Skip the pictures. Copy all the rest of the records down exactly.

(Rows from a figure dataset)
────────
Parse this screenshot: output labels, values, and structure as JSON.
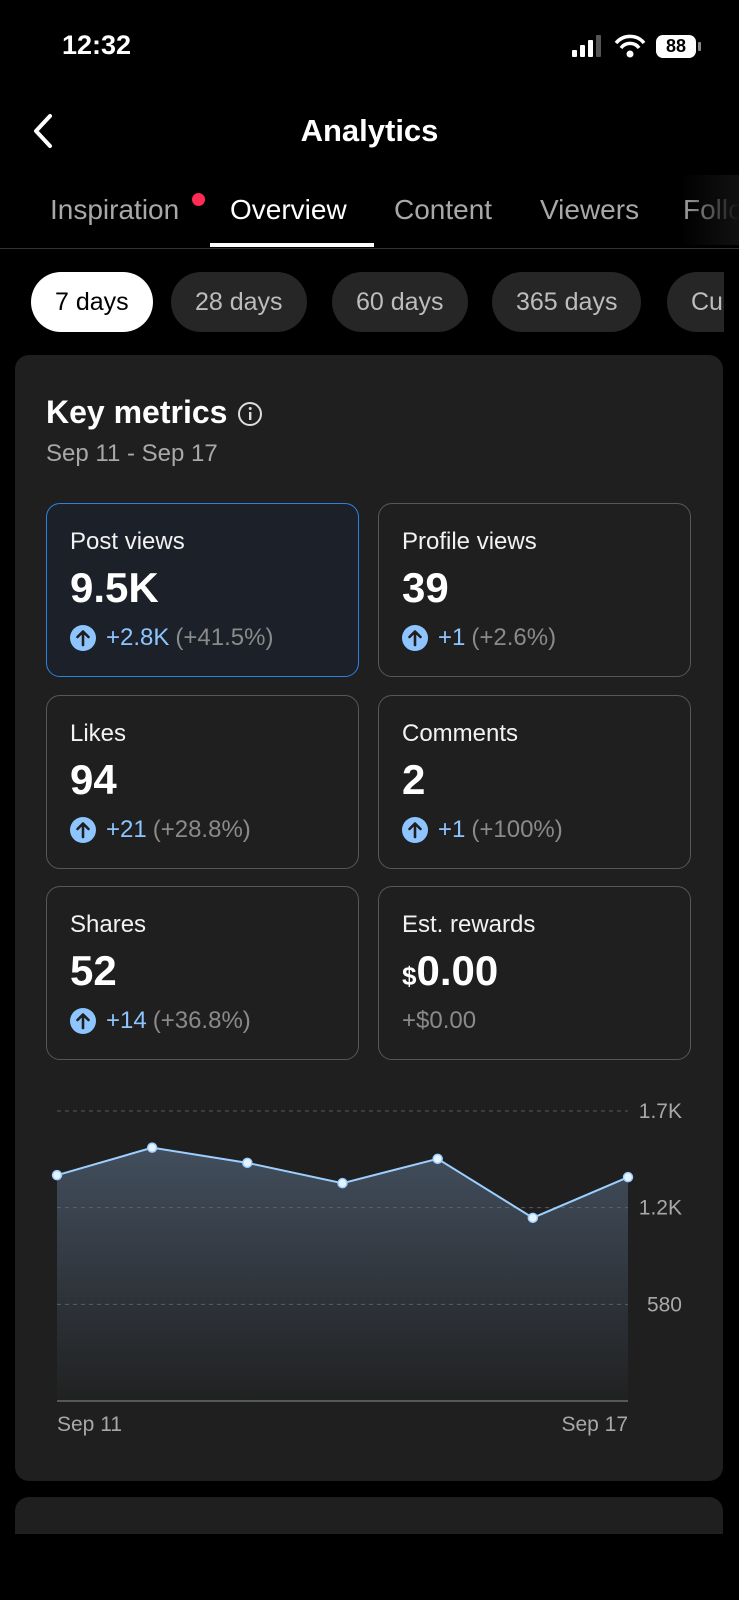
{
  "status_bar": {
    "time": "12:32",
    "battery": "88"
  },
  "header": {
    "title": "Analytics"
  },
  "tabs": {
    "items": [
      "Inspiration",
      "Overview",
      "Content",
      "Viewers",
      "Followers"
    ],
    "active": 1
  },
  "periods": {
    "items": [
      "7 days",
      "28 days",
      "60 days",
      "365 days",
      "Custom"
    ],
    "active": 0
  },
  "key_metrics": {
    "title": "Key metrics",
    "date_range": "Sep 11 - Sep 17",
    "metrics": [
      {
        "label": "Post views",
        "value": "9.5K",
        "change": "+2.8K",
        "change_pct": "(+41.5%)"
      },
      {
        "label": "Profile views",
        "value": "39",
        "change": "+1",
        "change_pct": "(+2.6%)"
      },
      {
        "label": "Likes",
        "value": "94",
        "change": "+21",
        "change_pct": "(+28.8%)"
      },
      {
        "label": "Comments",
        "value": "2",
        "change": "+1",
        "change_pct": "(+100%)"
      },
      {
        "label": "Shares",
        "value": "52",
        "change": "+14",
        "change_pct": "(+36.8%)"
      },
      {
        "label": "Est. rewards",
        "currency": "$",
        "value": "0.00",
        "change": "+$0.00"
      }
    ]
  },
  "chart_data": {
    "type": "line",
    "categories": [
      "Sep 11",
      null,
      null,
      null,
      null,
      null,
      "Sep 17"
    ],
    "series": [
      {
        "name": "Post views",
        "color": "#9ccfff",
        "values": [
          1355,
          1520,
          1429,
          1307,
          1453,
          1099,
          1343
        ]
      }
    ],
    "ylim": [
      0,
      1740
    ],
    "yticks": [
      580,
      {
        "value": 1160,
        "label": "1.2K"
      },
      {
        "value": 1740,
        "label": "1.7K"
      }
    ],
    "grid": true,
    "area": true
  }
}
────────
Task answer:
Parse this screenshot: output labels, values, and structure as JSON.
{
  "status_bar": {
    "time": "12:32",
    "battery": "88"
  },
  "header": {
    "title": "Analytics"
  },
  "tabs": {
    "items": [
      "Inspiration",
      "Overview",
      "Content",
      "Viewers",
      "Followers"
    ],
    "active": 1
  },
  "periods": {
    "items": [
      "7 days",
      "28 days",
      "60 days",
      "365 days",
      "Custom"
    ],
    "active": 0
  },
  "key_metrics": {
    "title": "Key metrics",
    "date_range": "Sep 11 - Sep 17",
    "metrics": [
      {
        "label": "Post views",
        "value": "9.5K",
        "change": "+2.8K",
        "change_pct": "(+41.5%)"
      },
      {
        "label": "Profile views",
        "value": "39",
        "change": "+1",
        "change_pct": "(+2.6%)"
      },
      {
        "label": "Likes",
        "value": "94",
        "change": "+21",
        "change_pct": "(+28.8%)"
      },
      {
        "label": "Comments",
        "value": "2",
        "change": "+1",
        "change_pct": "(+100%)"
      },
      {
        "label": "Shares",
        "value": "52",
        "change": "+14",
        "change_pct": "(+36.8%)"
      },
      {
        "label": "Est. rewards",
        "currency": "$",
        "value": "0.00",
        "change": "+$0.00"
      }
    ]
  },
  "chart_data": {
    "type": "line",
    "categories": [
      "Sep 11",
      null,
      null,
      null,
      null,
      null,
      "Sep 17"
    ],
    "series": [
      {
        "name": "Post views",
        "color": "#9ccfff",
        "values": [
          1355,
          1520,
          1429,
          1307,
          1453,
          1099,
          1343
        ]
      }
    ],
    "ylim": [
      0,
      1740
    ],
    "yticks": [
      580,
      {
        "value": 1160,
        "label": "1.2K"
      },
      {
        "value": 1740,
        "label": "1.7K"
      }
    ],
    "grid": true,
    "area": true
  }
}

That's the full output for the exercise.